━━━ SUPPLIED DATA ━━━

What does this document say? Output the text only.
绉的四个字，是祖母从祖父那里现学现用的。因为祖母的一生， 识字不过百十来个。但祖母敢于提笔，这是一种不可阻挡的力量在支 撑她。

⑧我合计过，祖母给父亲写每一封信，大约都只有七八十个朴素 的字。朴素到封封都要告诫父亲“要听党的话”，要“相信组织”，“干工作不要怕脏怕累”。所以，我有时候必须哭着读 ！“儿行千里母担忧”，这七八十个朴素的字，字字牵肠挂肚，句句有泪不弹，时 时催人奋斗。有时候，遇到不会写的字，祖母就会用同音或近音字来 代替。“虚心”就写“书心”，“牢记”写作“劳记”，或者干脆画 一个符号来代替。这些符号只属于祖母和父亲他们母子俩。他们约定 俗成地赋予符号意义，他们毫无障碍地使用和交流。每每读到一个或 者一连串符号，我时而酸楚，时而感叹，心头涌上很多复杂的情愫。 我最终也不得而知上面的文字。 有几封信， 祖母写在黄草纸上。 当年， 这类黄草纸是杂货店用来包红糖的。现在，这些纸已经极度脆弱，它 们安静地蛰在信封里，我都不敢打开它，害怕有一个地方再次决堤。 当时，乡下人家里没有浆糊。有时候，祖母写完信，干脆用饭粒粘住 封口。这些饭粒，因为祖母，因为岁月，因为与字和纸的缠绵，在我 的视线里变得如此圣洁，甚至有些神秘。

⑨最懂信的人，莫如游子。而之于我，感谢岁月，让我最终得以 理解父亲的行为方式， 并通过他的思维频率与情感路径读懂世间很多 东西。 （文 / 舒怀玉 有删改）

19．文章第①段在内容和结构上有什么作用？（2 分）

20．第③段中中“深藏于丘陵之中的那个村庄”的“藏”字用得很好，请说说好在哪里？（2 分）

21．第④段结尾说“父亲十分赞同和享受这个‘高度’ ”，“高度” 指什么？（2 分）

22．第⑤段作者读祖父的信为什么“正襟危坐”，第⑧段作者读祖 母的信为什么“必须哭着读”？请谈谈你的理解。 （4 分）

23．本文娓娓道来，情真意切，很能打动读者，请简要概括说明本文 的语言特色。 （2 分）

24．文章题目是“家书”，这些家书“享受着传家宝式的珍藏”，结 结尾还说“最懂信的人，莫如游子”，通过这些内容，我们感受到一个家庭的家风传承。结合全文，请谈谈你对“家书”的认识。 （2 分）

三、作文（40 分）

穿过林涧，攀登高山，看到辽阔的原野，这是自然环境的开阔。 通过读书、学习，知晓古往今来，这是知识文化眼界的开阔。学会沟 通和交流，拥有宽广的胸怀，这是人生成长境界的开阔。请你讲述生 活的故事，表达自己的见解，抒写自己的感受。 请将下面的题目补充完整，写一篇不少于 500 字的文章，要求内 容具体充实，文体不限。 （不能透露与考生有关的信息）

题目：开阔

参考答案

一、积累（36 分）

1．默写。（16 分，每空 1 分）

━━━

- JOB
Transcribe every record above exactly as it appears.

- TASK RESULT
What does this document say? Output the text only.
绉的四个字，是祖母从祖父那里现学现用的。因为祖母的一生， 识字不过百十来个。但祖母敢于提笔，这是一种不可阻挡的力量在支 撑她。

⑧我合计过，祖母给父亲写每一封信，大约都只有七八十个朴素 的字。朴素到封封都要告诫父亲“要听党的话”，要“相信组织”，“干工作不要怕脏怕累”。所以，我有时候必须哭着读 ！“儿行千里母担忧”，这七八十个朴素的字，字字牵肠挂肚，句句有泪不弹，时 时催人奋斗。有时候，遇到不会写的字，祖母就会用同音或近音字来 代替。“虚心”就写“书心”，“牢记”写作“劳记”，或者干脆画 一个符号来代替。这些符号只属于祖母和父亲他们母子俩。他们约定 俗成地赋予符号意义，他们毫无障碍地使用和交流。每每读到一个或 者一连串符号，我时而酸楚，时而感叹，心头涌上很多复杂的情愫。 我最终也不得而知上面的文字。 有几封信， 祖母写在黄草纸上。 当年， 这类黄草纸是杂货店用来包红糖的。现在，这些纸已经极度脆弱，它 们安静地蛰在信封里，我都不敢打开它，害怕有一个地方再次决堤。 当时，乡下人家里没有浆糊。有时候，祖母写完信，干脆用饭粒粘住 封口。这些饭粒，因为祖母，因为岁月，因为与字和纸的缠绵，在我 的视线里变得如此圣洁，甚至有些神秘。

⑨最懂信的人，莫如游子。而之于我，感谢岁月，让我最终得以 理解父亲的行为方式， 并通过他的思维频率与情感路径读懂世间很多 东西。 （文 / 舒怀玉 有删改）

19．文章第①段在内容和结构上有什么作用？（2 分）

20．第③段中中“深藏于丘陵之中的那个村庄”的“藏”字用得很好，请说说好在哪里？（2 分）

21．第④段结尾说“父亲十分赞同和享受这个‘高度’ ”，“高度” 指什么？（2 分）

22．第⑤段作者读祖父的信为什么“正襟危坐”，第⑧段作者读祖 母的信为什么“必须哭着读”？请谈谈你的理解。 （4 分）

23．本文娓娓道来，情真意切，很能打动读者，请简要概括说明本文 的语言特色。 （2 分）

24．文章题目是“家书”，这些家书“享受着传家宝式的珍藏”，结 结尾还说“最懂信的人，莫如游子”，通过这些内容，我们感受到一个家庭的家风传承。结合全文，请谈谈你对“家书”的认识。 （2 分）

三、作文（40 分）

穿过林涧，攀登高山，看到辽阔的原野，这是自然环境的开阔。 通过读书、学习，知晓古往今来，这是知识文化眼界的开阔。学会沟 通和交流，拥有宽广的胸怀，这是人生成长境界的开阔。请你讲述生 活的故事，表达自己的见解，抒写自己的感受。 请将下面的题目补充完整，写一篇不少于 500 字的文章，要求内 容具体充实，文体不限。 （不能透露与考生有关的信息）

题目：开阔

参考答案

一、积累（36 分）

1．默写。（16 分，每空 1 分）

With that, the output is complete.